Durante
mi estancia en Kigali, capital de Ruanda, tuvieron lugar algunos acontecimientos que
nunca olvidaré.
Vivía
en una preciosa casa, completamente nueva en un barrio residencial a las
afueras de Kigali. Para desplazarme al centro de la ciudad necesita caminar
hasta la carretera principal donde tomaba el primer moto-taxi que pasaba. El
trayecto costaba unos 900 francos ruandeses (1 €), a veces un poco menos, otros días un poco más.
Depende de la paciencia, la oferta de motos alrededor y la tenacidad del
conductor durante la negociación. Solía ser más fácil conseguir un buen precio
para bajar hasta el centro que para subir hasta la colina donde residía.
Seguramente porque todo moto taxi, deseaba ir al corazón de la ciudad para
encontrar más clientes en lugar de conducir hasta aquel barrio de clase media
alta que parecía tan alejado.
Como
decía, la casa era estupenda. En esa calle de adoquines rojizos se levantaban
casas matas de un diseño exactamente igual, blancas, construidas en la
pendiente de la colina. Una cancela representaba la entrada de cada morada. Un
pequeño jardín predecía al inmueble mismo. Había dos puntos de acceso. El
primero y más evidente, una puerta corredera de cristal que daba al jardín. Sin
embargo nunca la usaba ya que no tenía la llave y se echaba el pestillo por
dentro. Por ello era necesario entrar por la puerta trasera, la de la cocina.
La mayoría de los muebles aún no habían sido utilizados. Algunos todavía
estaban envueltos en plástico. En la primera planta se encontraban dos
dormitorios con camas de matrimonio, un baño y el salón. Este salón era
diáfano, con un altísimo techo, ya que en él había una escalera que conducía a
un comedor en la planta intermedia sin que ningún muro lo separase de la sala
de estar. La cocina y otro baño estaban en ese mismo piso intermedio. Otras
escaleras guiaban a la segunda planta con un último dormitorio y su baño.

▶ **Problema a resolver**:
Reproduce al pie de la letra el fragmento del texto extraído que empieza con "La mayoría de" y continúa hasta "dormitorio y su baño.". Apóyate solo en el texto extraído.

▶ **Información mostrada**:
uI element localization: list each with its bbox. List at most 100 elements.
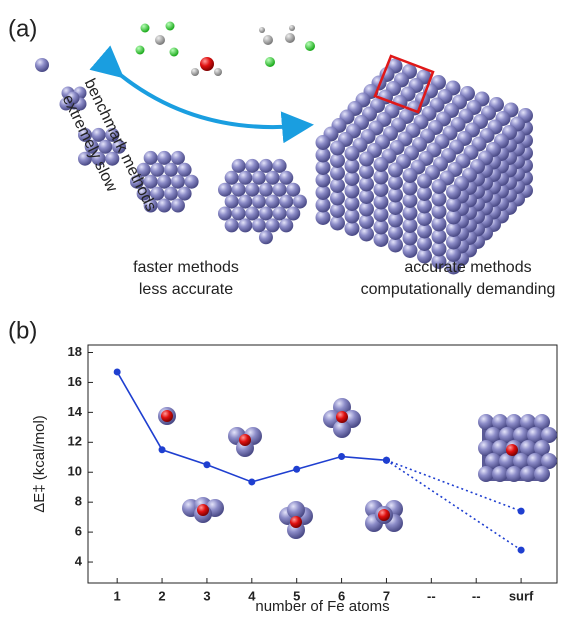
atom xyxy=(35,58,49,72)
atom xyxy=(155,35,165,45)
method-note: accurate methods xyxy=(404,259,531,276)
atom xyxy=(245,159,259,173)
atom xyxy=(232,159,246,173)
atom xyxy=(259,230,273,244)
atom xyxy=(273,183,287,197)
surface-inset xyxy=(478,414,557,482)
atom xyxy=(191,68,199,76)
atom xyxy=(289,25,295,31)
x-tick-label: -- xyxy=(472,588,481,603)
atom xyxy=(266,195,280,209)
data-point xyxy=(518,547,525,554)
atom xyxy=(286,183,300,197)
x-axis-label: number of Fe atoms xyxy=(255,598,389,615)
atom xyxy=(171,199,185,213)
atom xyxy=(506,444,518,456)
atom xyxy=(263,35,273,45)
atom xyxy=(259,27,265,33)
atom xyxy=(432,179,447,194)
atom xyxy=(232,207,246,221)
data-point xyxy=(248,478,255,485)
atom xyxy=(164,187,178,201)
atom xyxy=(225,218,239,232)
atom xyxy=(286,207,300,221)
atom xyxy=(218,207,232,221)
atom xyxy=(378,509,390,521)
atom xyxy=(166,22,175,31)
atom xyxy=(171,175,185,189)
atom xyxy=(330,141,345,156)
atom xyxy=(157,175,171,189)
atom xyxy=(273,207,287,221)
atom xyxy=(238,171,252,185)
atom xyxy=(144,151,158,165)
atom xyxy=(266,218,280,232)
atom xyxy=(388,163,403,178)
atom xyxy=(200,57,214,71)
atom xyxy=(178,187,192,201)
y-tick-label: 6 xyxy=(75,524,82,539)
atom xyxy=(225,171,239,185)
atom xyxy=(259,159,273,173)
data-point xyxy=(338,453,345,460)
atom xyxy=(239,434,251,446)
atom xyxy=(136,46,145,55)
atom xyxy=(178,163,192,177)
atom xyxy=(492,466,508,482)
atom xyxy=(520,466,536,482)
atom xyxy=(161,410,173,422)
data-point xyxy=(383,457,390,464)
atom xyxy=(185,175,199,189)
atom xyxy=(259,183,273,197)
x-tick-label: 2 xyxy=(158,588,165,603)
atom xyxy=(252,195,266,209)
y-tick-label: 8 xyxy=(75,494,82,509)
atom xyxy=(290,516,302,528)
atom xyxy=(359,152,374,167)
y-tick-label: 10 xyxy=(68,464,82,479)
atom xyxy=(259,207,273,221)
atom xyxy=(417,174,432,189)
atom xyxy=(506,466,522,482)
atom xyxy=(446,185,461,200)
atom xyxy=(252,171,266,185)
atom xyxy=(245,183,259,197)
atom xyxy=(403,168,418,183)
atom xyxy=(336,411,348,423)
y-tick-label: 16 xyxy=(68,374,82,389)
arrow xyxy=(112,68,298,127)
atom xyxy=(534,466,550,482)
atom xyxy=(164,163,178,177)
method-note: less accurate xyxy=(139,281,233,298)
method-note: faster methods xyxy=(133,259,239,276)
atom xyxy=(225,195,239,209)
y-tick-label: 14 xyxy=(68,404,83,419)
y-tick-label: 4 xyxy=(75,553,83,568)
y-tick-label: 12 xyxy=(68,434,82,449)
method-note: computationally demanding xyxy=(361,281,556,298)
atom xyxy=(345,146,360,161)
x-tick-label: surf xyxy=(509,588,534,603)
figure: (a) benchmark methods extremely slow fas… xyxy=(0,0,568,619)
data-point xyxy=(159,446,166,453)
x-tick-label: 1 xyxy=(114,588,121,603)
atom xyxy=(279,171,293,185)
atom xyxy=(232,183,246,197)
atom xyxy=(273,159,287,173)
atom xyxy=(141,24,150,33)
atom xyxy=(171,151,185,165)
atom xyxy=(238,195,252,209)
atom xyxy=(279,218,293,232)
page: (a) benchmark methods extremely slow fas… xyxy=(0,0,568,619)
x-tick-label: 3 xyxy=(203,588,210,603)
atom xyxy=(214,68,222,76)
data-point xyxy=(518,508,525,515)
atom xyxy=(245,207,259,221)
atom xyxy=(197,504,209,516)
illustration xyxy=(35,22,533,275)
atom xyxy=(305,41,315,51)
atom xyxy=(265,57,275,67)
atom xyxy=(374,157,389,172)
atom xyxy=(238,218,252,232)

▶ **Respuesta**:
La mayoría de los muebles aún no habían sido utilizados. Algunos todavía
estaban envueltos en plástico. En la primera planta se encontraban dos
dormitorios con camas de matrimonio, un baño y el salón. Este salón era
diáfano, con un altísimo techo, ya que en él había una escalera que conducía a
un comedor en la planta intermedia sin que ningún muro lo separase de la sala
de estar. La cocina y otro baño estaban en ese mismo piso intermedio. Otras
escaleras guiaban a la segunda planta con un último dormitorio y su baño.